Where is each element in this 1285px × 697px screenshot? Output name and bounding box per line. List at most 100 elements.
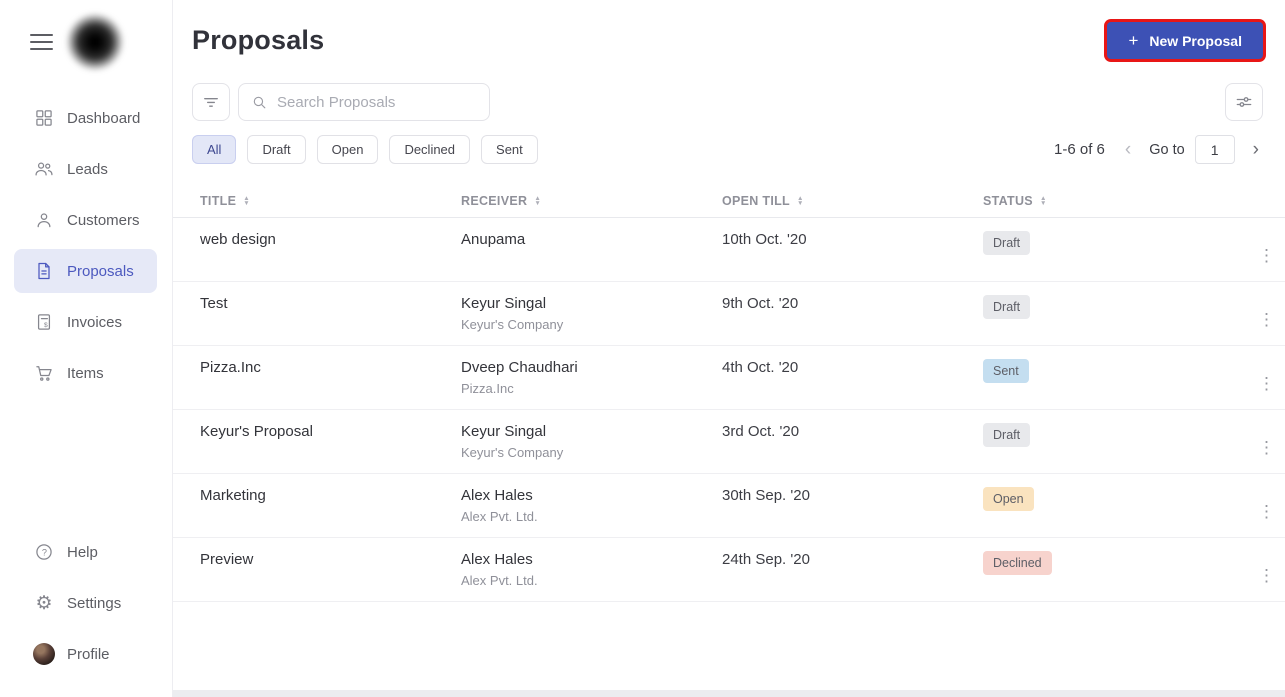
- sidebar-item-items[interactable]: Items: [14, 351, 157, 395]
- sidebar-item-settings[interactable]: ⚙ Settings: [14, 581, 157, 625]
- sidebar-item-help[interactable]: ? Help: [14, 530, 157, 574]
- search-input[interactable]: [277, 93, 477, 111]
- status-badge: Draft: [983, 423, 1031, 447]
- dashboard-icon: [33, 107, 55, 129]
- proposal-title: Test: [200, 295, 228, 312]
- new-proposal-label: New Proposal: [1149, 32, 1242, 49]
- receiver-name: Alex Hales: [461, 551, 533, 568]
- open-till-date: 9th Oct. '20: [722, 295, 799, 312]
- table-row[interactable]: web design Anupama 10th Oct. '20 Draft ⋮: [173, 218, 1285, 282]
- sort-icon: ▲ ▼: [796, 195, 804, 207]
- receiver-company: Keyur's Company: [461, 445, 564, 460]
- receiver-name: Alex Hales: [461, 487, 533, 504]
- status-cell: Draft: [983, 423, 1250, 447]
- status-badge: Open: [983, 487, 1034, 511]
- receiver-company: Keyur's Company: [461, 317, 564, 332]
- sidebar-item-leads[interactable]: Leads: [14, 147, 157, 191]
- actions-cell: ⋮: [1250, 374, 1284, 394]
- customers-icon: [33, 209, 55, 231]
- avatar: [33, 643, 55, 665]
- chip-declined[interactable]: Declined: [389, 135, 471, 164]
- column-settings-button[interactable]: [1225, 83, 1263, 121]
- column-header-open-till[interactable]: OPEN TILL ▲ ▼: [722, 194, 983, 208]
- filter-chips-row: All Draft Open Declined Sent 1-6 of 6 ‹ …: [192, 135, 1263, 164]
- filter-list-button[interactable]: [192, 83, 230, 121]
- status-cell: Draft: [983, 295, 1250, 319]
- sidebar-item-label: Dashboard: [67, 109, 141, 127]
- status-cell: Declined: [983, 551, 1250, 575]
- search-icon: [253, 96, 266, 108]
- invoices-icon: $: [33, 311, 55, 333]
- column-header-status[interactable]: STATUS ▲ ▼: [983, 194, 1250, 208]
- plus-icon: +: [1128, 31, 1139, 50]
- sidebar-nav: Dashboard Leads Customers Proposals $ In…: [0, 96, 172, 395]
- chip-open[interactable]: Open: [316, 135, 379, 164]
- search-box[interactable]: [238, 83, 490, 121]
- sidebar-item-profile[interactable]: Profile: [14, 632, 157, 676]
- sort-icon: ▲ ▼: [1039, 195, 1047, 207]
- actions-cell: ⋮: [1250, 438, 1284, 458]
- sidebar-item-label: Settings: [67, 594, 122, 612]
- table-row[interactable]: Pizza.Inc Dveep Chaudhari Pizza.Inc 4th …: [173, 346, 1285, 410]
- table-row[interactable]: Keyur's Proposal Keyur Singal Keyur's Co…: [173, 410, 1285, 474]
- actions-cell: ⋮: [1250, 246, 1284, 266]
- sidebar-header: [0, 0, 172, 72]
- receiver-name: Keyur Singal: [461, 423, 547, 440]
- new-proposal-button[interactable]: + New Proposal: [1107, 22, 1263, 59]
- kebab-menu-icon[interactable]: ⋮: [1250, 564, 1284, 587]
- receiver-name: Anupama: [461, 231, 526, 248]
- column-header-title[interactable]: TITLE ▲ ▼: [200, 194, 461, 208]
- sort-icon: ▲ ▼: [534, 195, 542, 207]
- chip-sent[interactable]: Sent: [481, 135, 538, 164]
- sliders-icon: [1236, 97, 1252, 107]
- gear-icon: ⚙: [35, 592, 53, 614]
- actions-cell: ⋮: [1250, 566, 1284, 586]
- sort-icon: ▲ ▼: [243, 195, 250, 207]
- column-header-receiver[interactable]: RECEIVER ▲ ▼: [461, 194, 722, 208]
- hamburger-menu-icon[interactable]: [30, 29, 53, 55]
- toolbar: [192, 83, 1263, 121]
- chip-draft[interactable]: Draft: [247, 135, 306, 164]
- proposals-table: TITLE ▲ ▼ RECEIVER ▲ ▼ OPEN TILL ▲ ▼ STATUS…: [173, 185, 1285, 602]
- receiver-cell: Anupama: [461, 231, 722, 253]
- table-row[interactable]: Preview Alex Hales Alex Pvt. Ltd. 24th S…: [173, 538, 1285, 602]
- receiver-company: Alex Pvt. Ltd.: [461, 509, 538, 524]
- sidebar-item-label: Help: [67, 543, 98, 561]
- goto-page-input[interactable]: [1194, 135, 1235, 164]
- receiver-cell: Alex Hales Alex Pvt. Ltd.: [461, 551, 722, 588]
- open-till-date: 10th Oct. '20: [722, 231, 807, 248]
- pagination-range: 1-6 of 6: [1054, 141, 1105, 158]
- kebab-menu-icon[interactable]: ⋮: [1250, 244, 1284, 267]
- proposal-title: web design: [200, 231, 276, 248]
- table-row[interactable]: Marketing Alex Hales Alex Pvt. Ltd. 30th…: [173, 474, 1285, 538]
- page-header: Proposals + New Proposal: [173, 0, 1285, 59]
- sidebar-item-dashboard[interactable]: Dashboard: [14, 96, 157, 140]
- kebab-menu-icon[interactable]: ⋮: [1250, 436, 1284, 459]
- proposal-title: Marketing: [200, 487, 266, 504]
- chip-all[interactable]: All: [192, 135, 237, 164]
- leads-icon: [33, 158, 55, 180]
- sidebar-item-customers[interactable]: Customers: [14, 198, 157, 242]
- sidebar-item-label: Profile: [67, 645, 110, 663]
- receiver-company: Alex Pvt. Ltd.: [461, 573, 538, 588]
- sidebar-item-label: Customers: [67, 211, 140, 229]
- receiver-cell: Alex Hales Alex Pvt. Ltd.: [461, 487, 722, 524]
- kebab-menu-icon[interactable]: ⋮: [1250, 308, 1284, 331]
- sidebar-item-invoices[interactable]: $ Invoices: [14, 300, 157, 344]
- help-icon: ?: [33, 541, 55, 563]
- status-cell: Draft: [983, 231, 1250, 255]
- receiver-cell: Keyur Singal Keyur's Company: [461, 423, 722, 460]
- sidebar: Dashboard Leads Customers Proposals $ In…: [0, 0, 173, 697]
- prev-page-icon[interactable]: ‹: [1121, 140, 1135, 159]
- open-till-date: 30th Sep. '20: [722, 487, 810, 504]
- table-row[interactable]: Test Keyur Singal Keyur's Company 9th Oc…: [173, 282, 1285, 346]
- status-cell: Sent: [983, 359, 1250, 383]
- goto-label: Go to: [1149, 141, 1185, 158]
- kebab-menu-icon[interactable]: ⋮: [1250, 500, 1284, 523]
- kebab-menu-icon[interactable]: ⋮: [1250, 372, 1284, 395]
- proposal-title: Pizza.Inc: [200, 359, 261, 376]
- proposal-title: Keyur's Proposal: [200, 423, 313, 440]
- receiver-cell: Dveep Chaudhari Pizza.Inc: [461, 359, 722, 396]
- next-page-icon[interactable]: ›: [1249, 140, 1263, 159]
- sidebar-item-proposals[interactable]: Proposals: [14, 249, 157, 293]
━━━━━━━━━━━━━━━━━━━━
- [PROBLEM REQUIREMENTS]
Could you recast every line of the material above as a JSON list of strings, one string per line, with blank lines dropped and the pictures left out?

- [ANSWER IN FULL]
[
  "Where is each element in this 1285px × 697px screenshot? Output name and bounding box per line. List at most 100 elements.",
  "- sidebar-item-items[interactable]: Items: [14, 351, 157, 395]",
  "- sidebar-item-settings[interactable]: ⚙ Settings: [14, 581, 157, 625]",
  "- sidebar-item-help[interactable]: ? Help: [14, 530, 157, 574]",
  "- search-input[interactable]: [277, 93, 477, 111]",
  "- status-badge: Draft: [983, 423, 1031, 447]",
  "- dashboard-icon: [33, 107, 55, 129]",
  "- proposal-title: Test: [200, 295, 228, 312]",
  "- new-proposal-label: New Proposal: [1149, 32, 1242, 49]",
  "- receiver-name: Alex Hales: [461, 551, 533, 568]",
  "- open-till-date: 9th Oct. '20: [722, 295, 799, 312]",
  "- table-row[interactable]: web design Anupama 10th Oct. '20 Draft ⋮: [173, 218, 1285, 282]",
  "- sort-icon: ▲ ▼: [796, 195, 804, 207]",
  "- receiver-company: Keyur's Company: [461, 445, 564, 460]",
  "- receiver-name: Alex Hales: [461, 487, 533, 504]",
  "- status-cell: Draft: [983, 423, 1250, 447]",
  "- status-badge: Open: [983, 487, 1034, 511]",
  "- receiver-company: Keyur's Company: [461, 317, 564, 332]",
  "- sidebar-item-leads[interactable]: Leads: [14, 147, 157, 191]",
  "- actions-cell: ⋮: [1250, 374, 1284, 394]",
  "- customers-icon: [33, 209, 55, 231]",
  "- avatar: [33, 643, 55, 665]",
  "- chip-declined[interactable]: Declined: [389, 135, 471, 164]",
  "- column-settings-button[interactable]: [1225, 83, 1263, 121]",
  "- column-header-open-till[interactable]: OPEN TILL ▲ ▼: [722, 194, 983, 208]",
  "- filter-chips-row: All Draft Open Declined Sent 1-6 of 6 ‹ …: [192, 135, 1263, 164]",
  "- filter-list-button[interactable]: [192, 83, 230, 121]",
  "- status-cell: Draft: [983, 295, 1250, 319]",
  "- sidebar-item-label: Dashboard: [67, 109, 141, 127]",
  "- status-cell: Declined: [983, 551, 1250, 575]",
  "- search-icon: [253, 96, 266, 108]",
  "- invoices-icon: $: [33, 311, 55, 333]",
  "- column-header-status[interactable]: STATUS ▲ ▼: [983, 194, 1250, 208]",
  "- plus-icon: +: [1128, 31, 1139, 50]",
  "- sidebar-nav: Dashboard Leads Customers Proposals $ In…: [0, 96, 172, 395]",
  "- chip-open[interactable]: Open: [316, 135, 379, 164]",
  "- search-box[interactable]: [238, 83, 490, 121]",
  "- sidebar-item-profile[interactable]: Profile: [14, 632, 157, 676]",
  "- sort-icon: ▲ ▼: [1039, 195, 1047, 207]",
  "- actions-cell: ⋮: [1250, 438, 1284, 458]",
  "- sidebar-item-label: Settings: [67, 594, 122, 612]",
  "- table-row[interactable]: Pizza.Inc Dveep Chaudhari Pizza.Inc 4th …: [173, 346, 1285, 410]",
  "- table-row[interactable]: Keyur's Proposal Keyur Singal Keyur's Co…: [173, 410, 1285, 474]",
  "- actions-cell: ⋮: [1250, 246, 1284, 266]",
  "- sidebar-header: [0, 0, 172, 72]",
  "- receiver-name: Keyur Singal: [461, 423, 547, 440]",
  "- new-proposal-button[interactable]: + New Proposal: [1107, 22, 1263, 59]",
  "- kebab-menu-icon[interactable]: ⋮: [1250, 564, 1284, 587]",
  "- receiver-name: Anupama: [461, 231, 526, 248]",
  "- column-header-title[interactable]: TITLE ▲ ▼: [200, 194, 461, 208]",
  "- sort-icon: ▲ ▼: [534, 195, 542, 207]",
  "- chip-sent[interactable]: Sent: [481, 135, 538, 164]",
  "- sliders-icon: [1236, 97, 1252, 107]",
  "- gear-icon: ⚙: [35, 592, 53, 614]",
  "- actions-cell: ⋮: [1250, 566, 1284, 586]",
  "- sort-icon: ▲ ▼: [243, 195, 250, 207]",
  "- column-header-receiver[interactable]: RECEIVER ▲ ▼: [461, 194, 722, 208]",
  "- hamburger-menu-icon[interactable]: [30, 29, 53, 55]",
  "- toolbar: [192, 83, 1263, 121]",
  "- chip-draft[interactable]: Draft: [247, 135, 306, 164]",
  "- proposals-table: TITLE ▲ ▼ RECEIVER ▲ ▼ OPEN TILL ▲ ▼ STATUS…: [173, 185, 1285, 602]",
  "- receiver-cell: Anupama: [461, 231, 722, 253]",
  "- table-row[interactable]: Preview Alex Hales Alex Pvt. Ltd. 24th S…: [173, 538, 1285, 602]",
  "- receiver-company: Alex Pvt. Ltd.: [461, 509, 538, 524]",
  "- sidebar-item-label: Help: [67, 543, 98, 561]",
  "- goto-page-input[interactable]: [1194, 135, 1235, 164]",
  "- receiver-cell: Alex Hales Alex Pvt. Ltd.: [461, 551, 722, 588]",
  "- open-till-date: 10th Oct. '20: [722, 231, 807, 248]",
  "- pagination-range: 1-6 of 6: [1054, 141, 1105, 158]",
  "- kebab-menu-icon[interactable]: ⋮: [1250, 244, 1284, 267]",
  "- proposal-title: web design: [200, 231, 276, 248]",
  "- table-row[interactable]: Marketing Alex Hales Alex Pvt. Ltd. 30th…: [173, 474, 1285, 538]",
  "- page-header: Proposals + New Proposal: [173, 0, 1285, 59]",
  "- sidebar-item-dashboard[interactable]: Dashboard: [14, 96, 157, 140]",
  "- kebab-menu-icon[interactable]: ⋮: [1250, 436, 1284, 459]",
  "- proposal-title: Marketing: [200, 487, 266, 504]",
  "- chip-all[interactable]: All: [192, 135, 237, 164]",
  "- leads-icon: [33, 158, 55, 180]",
  "- sidebar-item-customers[interactable]: Customers: [14, 198, 157, 242]",
  "- sidebar-item-label: Profile: [67, 645, 110, 663]",
  "- receiver-company: Alex Pvt. Ltd.: [461, 573, 538, 588]",
  "- sidebar-item-label: Customers: [67, 211, 140, 229]",
  "- receiver-cell: Alex Hales Alex Pvt. Ltd.: [461, 487, 722, 524]",
  "- kebab-menu-icon[interactable]: ⋮: [1250, 308, 1284, 331]",
  "- sidebar-item-invoices[interactable]: $ Invoices: [14, 300, 157, 344]",
  "- help-icon: ?: [33, 541, 55, 563]",
  "- status-cell: Draft: [983, 231, 1250, 255]",
  "- receiver-cell: Keyur Singal Keyur's Company: [461, 423, 722, 460]",
  "- sidebar: Dashboard Leads Customers Proposals $ In…: [0, 0, 173, 697]",
  "- prev-page-icon[interactable]: ‹: [1121, 140, 1135, 159]",
  "- open-till-date: 30th Sep. '20: [722, 487, 810, 504]",
  "- table-row[interactable]: Test Keyur Singal Keyur's Company 9th Oc…: [173, 282, 1285, 346]",
  "- status-cell: Sent: [983, 359, 1250, 383]",
  "- goto-label: Go to: [1149, 141, 1185, 158]",
  "- kebab-menu-icon[interactable]: ⋮: [1250, 500, 1284, 523]",
  "- kebab-menu-icon[interactable]: ⋮: [1250, 372, 1284, 395]",
  "- proposal-title: Pizza.Inc: [200, 359, 261, 376]",
  "- proposal-title: Keyur's Proposal: [200, 423, 313, 440]",
  "- receiver-cell: Dveep Chaudhari Pizza.Inc: [461, 359, 722, 396]",
  "- next-page-icon[interactable]: ›: [1249, 140, 1263, 159]",
  "- sidebar-item-proposals[interactable]: Proposals: [14, 249, 157, 293]"
]